---- Dataset rows
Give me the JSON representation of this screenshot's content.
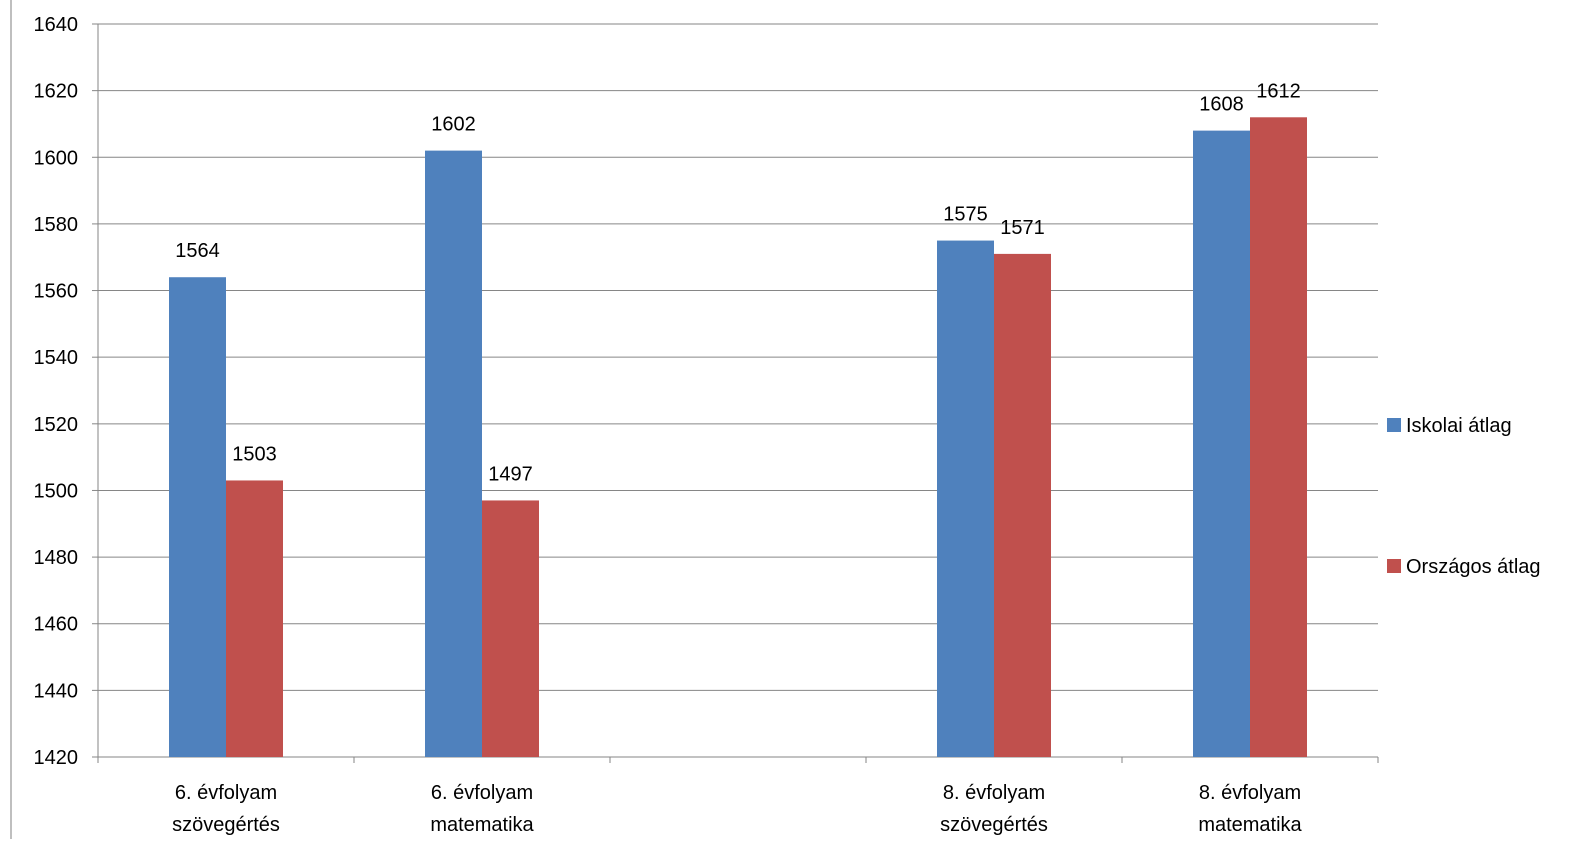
{
  "chart_data": {
    "type": "bar",
    "categories": [
      {
        "lines": [
          "6. évfolyam",
          "szövegértés"
        ]
      },
      {
        "lines": [
          "6. évfolyam",
          "matematika"
        ]
      },
      {
        "lines": [
          "",
          ""
        ]
      },
      {
        "lines": [
          "8. évfolyam",
          "szövegértés"
        ]
      },
      {
        "lines": [
          "8. évfolyam",
          "matematika"
        ]
      }
    ],
    "series": [
      {
        "name": "Iskolai átlag",
        "color": "#4F81BD",
        "values": [
          1564,
          1602,
          null,
          1575,
          1608
        ]
      },
      {
        "name": "Országos átlag",
        "color": "#C0504D",
        "values": [
          1503,
          1497,
          null,
          1571,
          1612
        ]
      }
    ],
    "ylim": [
      1420,
      1640
    ],
    "yticks": [
      1420,
      1440,
      1460,
      1480,
      1500,
      1520,
      1540,
      1560,
      1580,
      1600,
      1620,
      1640
    ],
    "grid": true,
    "legend_position": "right",
    "title": "",
    "xlabel": "",
    "ylabel": ""
  }
}
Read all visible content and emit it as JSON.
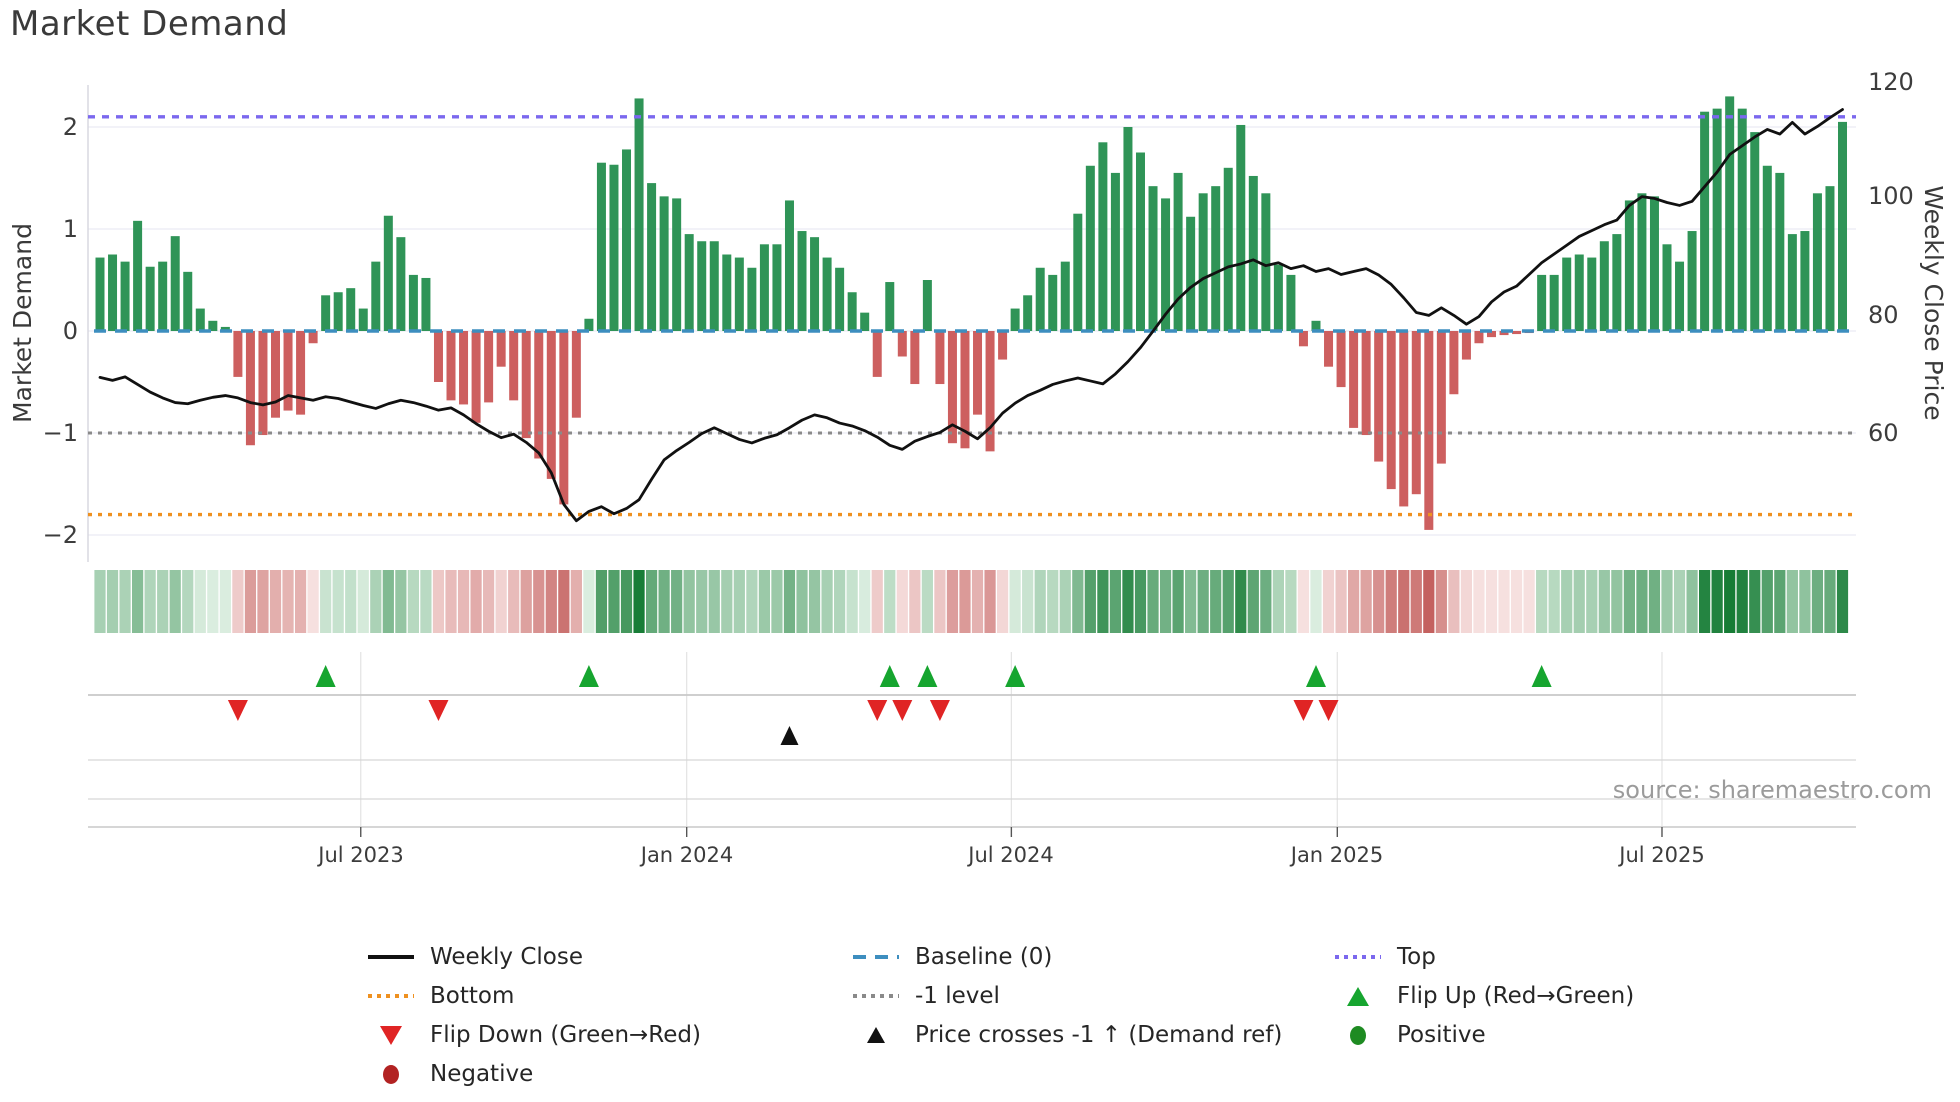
--------
**Brief**:
Leaving the pictures aside, transcribe the entire listing exactly.

**Complete output**:
Give me the JSON representation of this screenshot's content.
{
  "chart_data": {
    "type": "bar",
    "categories": [
      {
        "lines": [
          "6. évfolyam",
          "szövegértés"
        ]
      },
      {
        "lines": [
          "6. évfolyam",
          "matematika"
        ]
      },
      {
        "lines": [
          "",
          ""
        ]
      },
      {
        "lines": [
          "8. évfolyam",
          "szövegértés"
        ]
      },
      {
        "lines": [
          "8. évfolyam",
          "matematika"
        ]
      }
    ],
    "series": [
      {
        "name": "Iskolai átlag",
        "color": "#4F81BD",
        "values": [
          1564,
          1602,
          null,
          1575,
          1608
        ]
      },
      {
        "name": "Országos átlag",
        "color": "#C0504D",
        "values": [
          1503,
          1497,
          null,
          1571,
          1612
        ]
      }
    ],
    "ylim": [
      1420,
      1640
    ],
    "yticks": [
      1420,
      1440,
      1460,
      1480,
      1500,
      1520,
      1540,
      1560,
      1580,
      1600,
      1620,
      1640
    ],
    "grid": true,
    "legend_position": "right",
    "title": "",
    "xlabel": "",
    "ylabel": ""
  }
}
Read all visible content and emit it as JSON.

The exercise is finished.